WHAT THE EXERCISE ASKS: Images do not belong in the copy. Retype all the entries below exactly.

EXERCISE INPUT:

══════════════════════════════

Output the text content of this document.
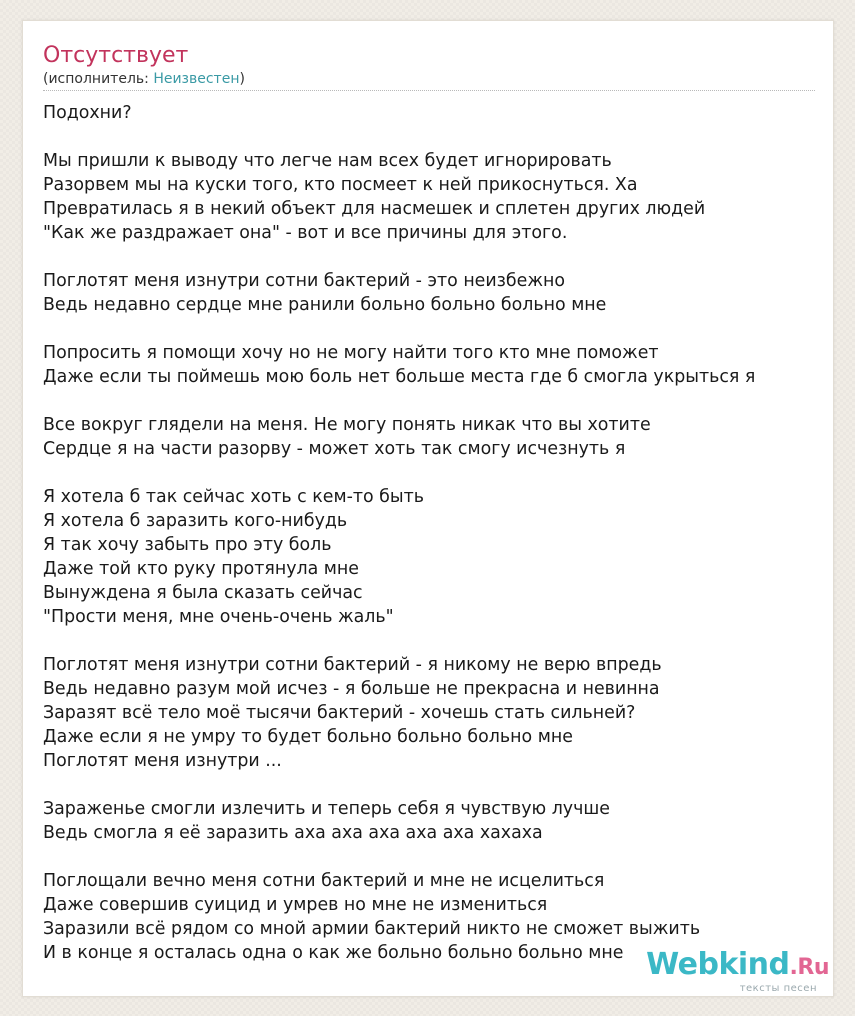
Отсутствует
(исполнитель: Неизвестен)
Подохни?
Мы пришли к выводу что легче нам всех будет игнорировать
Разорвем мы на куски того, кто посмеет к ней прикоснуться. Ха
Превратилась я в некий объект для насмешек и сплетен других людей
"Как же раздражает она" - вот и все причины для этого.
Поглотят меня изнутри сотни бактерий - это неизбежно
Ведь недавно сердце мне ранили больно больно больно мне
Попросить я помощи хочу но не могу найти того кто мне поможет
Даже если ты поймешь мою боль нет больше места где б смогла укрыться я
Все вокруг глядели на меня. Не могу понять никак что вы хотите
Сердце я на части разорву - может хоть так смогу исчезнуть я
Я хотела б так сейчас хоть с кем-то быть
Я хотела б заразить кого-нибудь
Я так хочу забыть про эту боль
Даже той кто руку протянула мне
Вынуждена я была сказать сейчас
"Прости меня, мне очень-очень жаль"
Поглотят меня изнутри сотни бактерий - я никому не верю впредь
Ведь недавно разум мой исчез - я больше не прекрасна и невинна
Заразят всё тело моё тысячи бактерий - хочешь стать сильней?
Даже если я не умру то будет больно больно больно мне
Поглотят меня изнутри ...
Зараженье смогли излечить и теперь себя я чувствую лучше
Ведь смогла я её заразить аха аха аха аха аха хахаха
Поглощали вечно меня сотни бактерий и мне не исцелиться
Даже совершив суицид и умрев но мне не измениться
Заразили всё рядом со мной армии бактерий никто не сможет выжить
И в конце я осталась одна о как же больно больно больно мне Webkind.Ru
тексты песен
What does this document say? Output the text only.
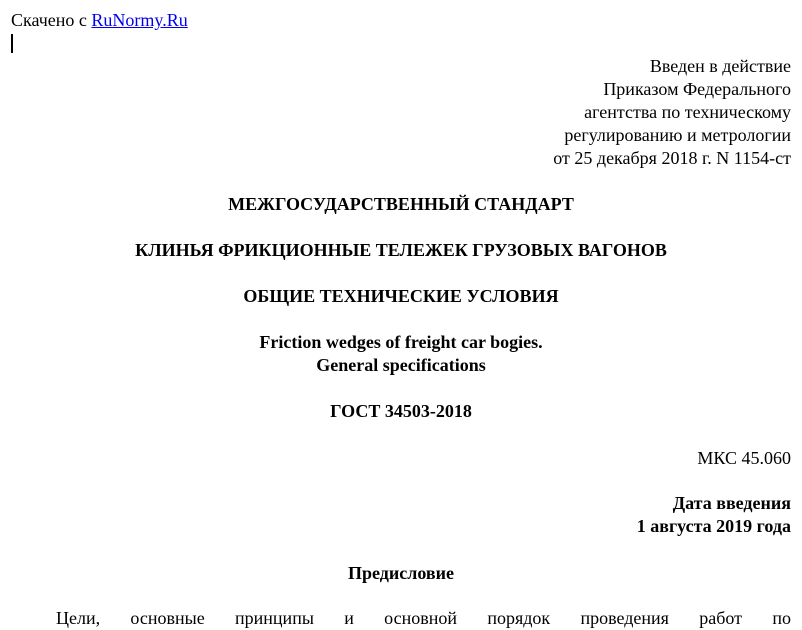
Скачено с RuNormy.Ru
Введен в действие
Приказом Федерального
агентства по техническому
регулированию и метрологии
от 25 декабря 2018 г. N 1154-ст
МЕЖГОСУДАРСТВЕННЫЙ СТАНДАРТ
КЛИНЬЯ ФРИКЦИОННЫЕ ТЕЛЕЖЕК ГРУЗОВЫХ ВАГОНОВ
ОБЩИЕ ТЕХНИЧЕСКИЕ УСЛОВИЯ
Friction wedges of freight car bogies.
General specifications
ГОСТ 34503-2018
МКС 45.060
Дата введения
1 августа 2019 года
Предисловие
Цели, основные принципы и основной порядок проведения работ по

══════════════════════════════

RESPONSE TO THIS EXERCISE:
Output the text content of this document.
Отсутствует
(исполнитель: Неизвестен)
Подохни?
Мы пришли к выводу что легче нам всех будет игнорировать
Разорвем мы на куски того, кто посмеет к ней прикоснуться. Ха
Превратилась я в некий объект для насмешек и сплетен других людей
"Как же раздражает она" - вот и все причины для этого.
Поглотят меня изнутри сотни бактерий - это неизбежно
Ведь недавно сердце мне ранили больно больно больно мне
Попросить я помощи хочу но не могу найти того кто мне поможет
Даже если ты поймешь мою боль нет больше места где б смогла укрыться я
Все вокруг глядели на меня. Не могу понять никак что вы хотите
Сердце я на части разорву - может хоть так смогу исчезнуть я
Я хотела б так сейчас хоть с кем-то быть
Я хотела б заразить кого-нибудь
Я так хочу забыть про эту боль
Даже той кто руку протянула мне
Вынуждена я была сказать сейчас
"Прости меня, мне очень-очень жаль"
Поглотят меня изнутри сотни бактерий - я никому не верю впредь
Ведь недавно разум мой исчез - я больше не прекрасна и невинна
Заразят всё тело моё тысячи бактерий - хочешь стать сильней?
Даже если я не умру то будет больно больно больно мне
Поглотят меня изнутри ...
Зараженье смогли излечить и теперь себя я чувствую лучше
Ведь смогла я её заразить аха аха аха аха аха хахаха
Поглощали вечно меня сотни бактерий и мне не исцелиться
Даже совершив суицид и умрев но мне не измениться
Заразили всё рядом со мной армии бактерий никто не сможет выжить
И в конце я осталась одна о как же больно больно больно мне Webkind.Ru
тексты песен
What does this document say? Output the text only.
Скачено с RuNormy.Ru
Введен в действие
Приказом Федерального
агентства по техническому
регулированию и метрологии
от 25 декабря 2018 г. N 1154-ст
МЕЖГОСУДАРСТВЕННЫЙ СТАНДАРТ
КЛИНЬЯ ФРИКЦИОННЫЕ ТЕЛЕЖЕК ГРУЗОВЫХ ВАГОНОВ
ОБЩИЕ ТЕХНИЧЕСКИЕ УСЛОВИЯ
Friction wedges of freight car bogies.
General specifications
ГОСТ 34503-2018
МКС 45.060
Дата введения
1 августа 2019 года
Предисловие
Цели, основные принципы и основной порядок проведения работ по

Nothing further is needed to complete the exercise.